___ RECORDS FOR THIS EXERCISE ___
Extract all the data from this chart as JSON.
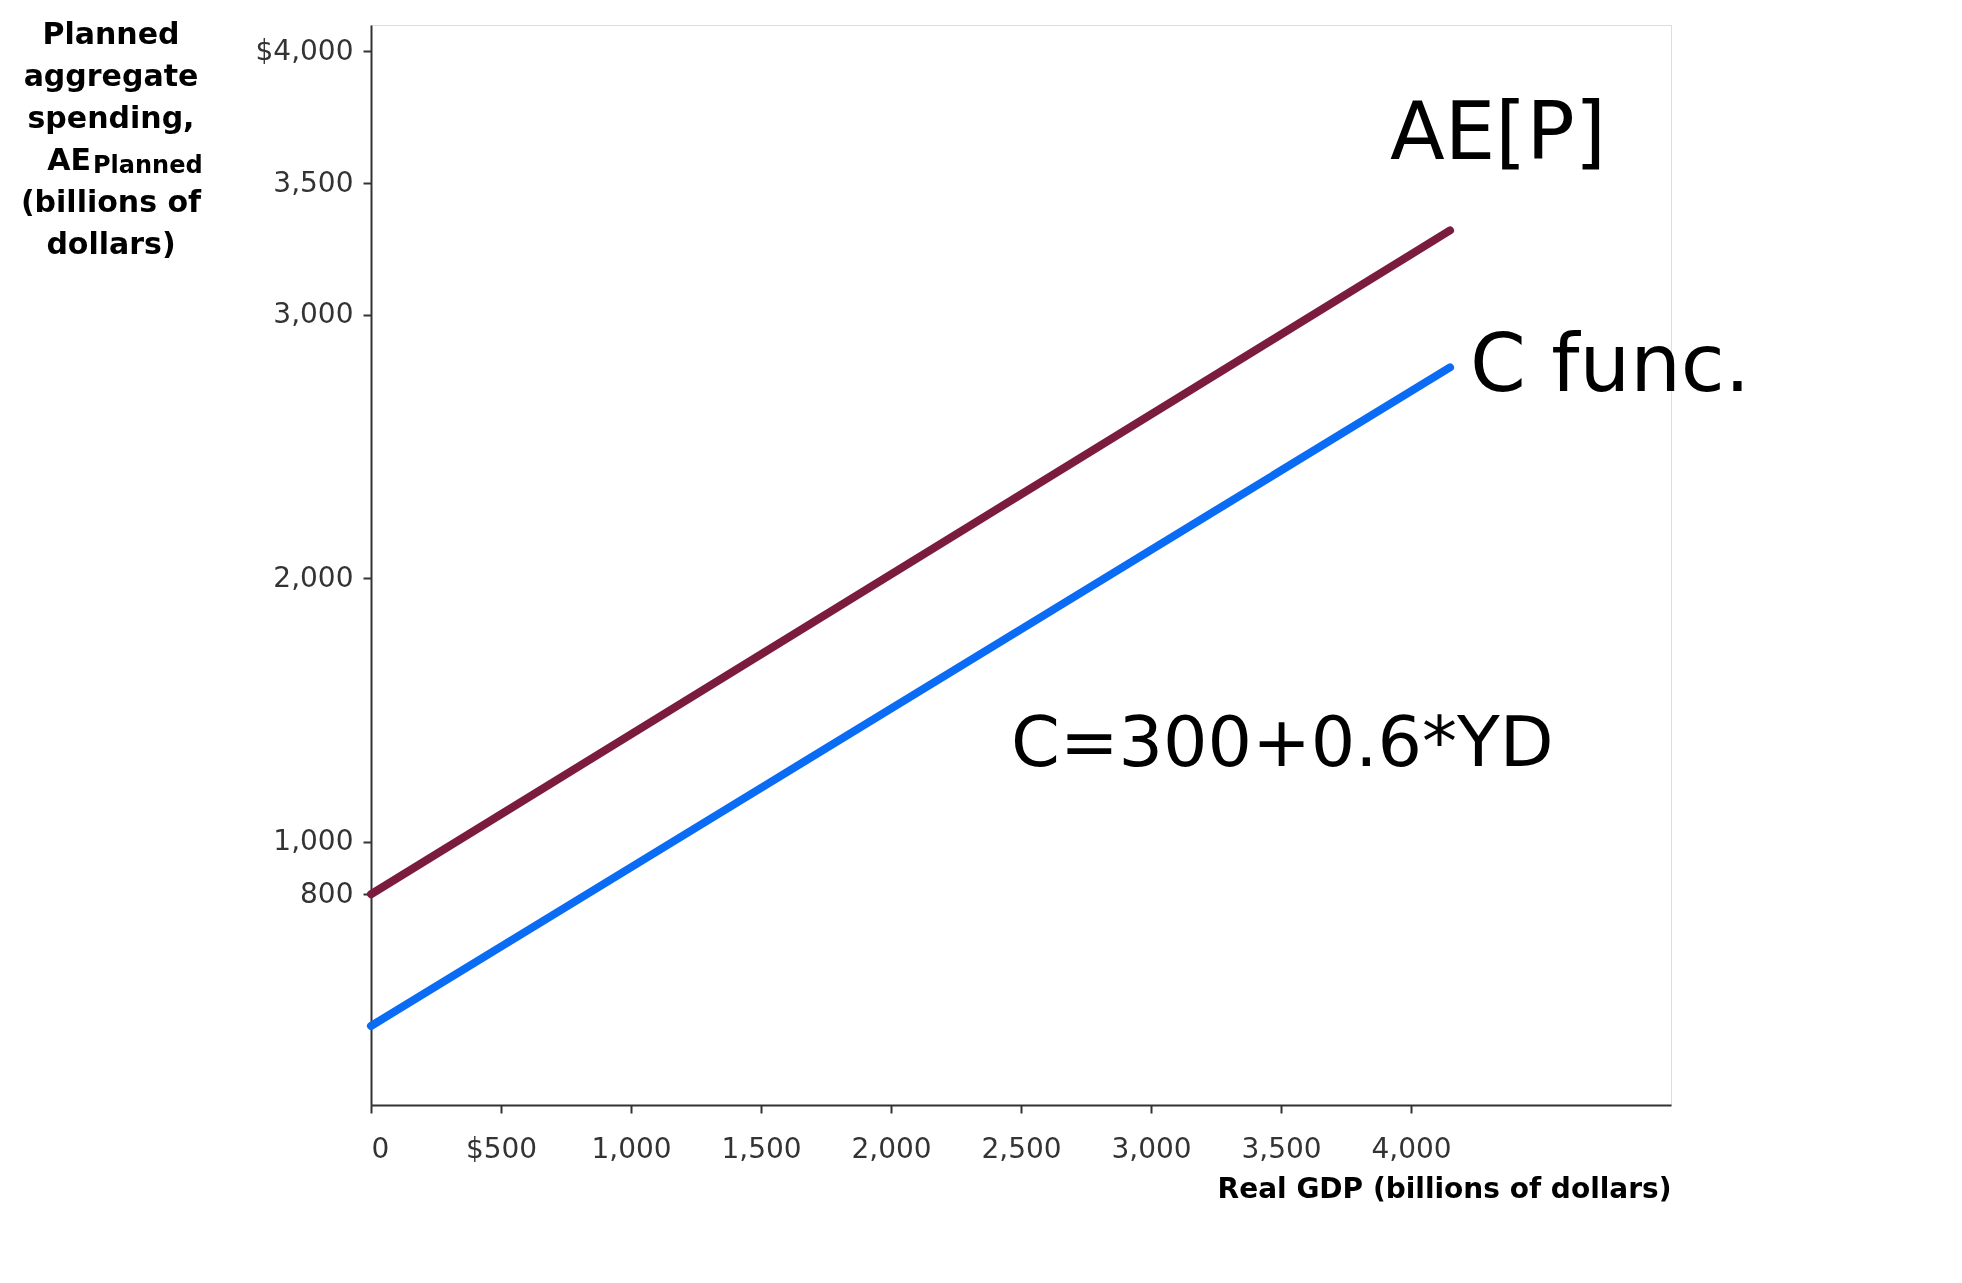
{
  "chart_data": {
    "type": "line",
    "xlabel": "Real GDP (billions of dollars)",
    "ylabel": "Planned aggregate spending, AE$_{Planned}$ (billions of dollars)",
    "x": [
      0,
      4150
    ],
    "series": [
      {
        "name": "AE[P]",
        "color": "#7b1c3e",
        "values": [
          800,
          3320
        ]
      },
      {
        "name": "C func.",
        "color": "#0a6cf5",
        "values": [
          300,
          2800
        ]
      }
    ],
    "annotations": [
      "C=300+0.6*YD"
    ],
    "xlim": [
      0,
      5000
    ],
    "ylim": [
      0,
      4100
    ],
    "xticks": [
      {
        "value": 0,
        "label": "0"
      },
      {
        "value": 500,
        "label": "$500"
      },
      {
        "value": 1000,
        "label": "1,000"
      },
      {
        "value": 1500,
        "label": "1,500"
      },
      {
        "value": 2000,
        "label": "2,000"
      },
      {
        "value": 2500,
        "label": "2,500"
      },
      {
        "value": 3000,
        "label": "3,000"
      },
      {
        "value": 3500,
        "label": "3,500"
      },
      {
        "value": 4000,
        "label": "4,000"
      }
    ],
    "yticks": [
      {
        "value": 800,
        "label": "800"
      },
      {
        "value": 1000,
        "label": "1,000"
      },
      {
        "value": 2000,
        "label": "2,000"
      },
      {
        "value": 3000,
        "label": "3,000"
      },
      {
        "value": 3500,
        "label": "3,500"
      },
      {
        "value": 4000,
        "label": "$4,000"
      }
    ],
    "grid": false,
    "legend": false,
    "line_style": "solid",
    "marker": "none"
  }
}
___
__TASK STATEMENT__: Copy, from the material above, each line in which the string "billions" occurs.

__THE RESULT__:
    "xlabel": "Real GDP (billions of dollars)",
    "ylabel": "Planned aggregate spending, AE$_{Planned}$ (billions of dollars)",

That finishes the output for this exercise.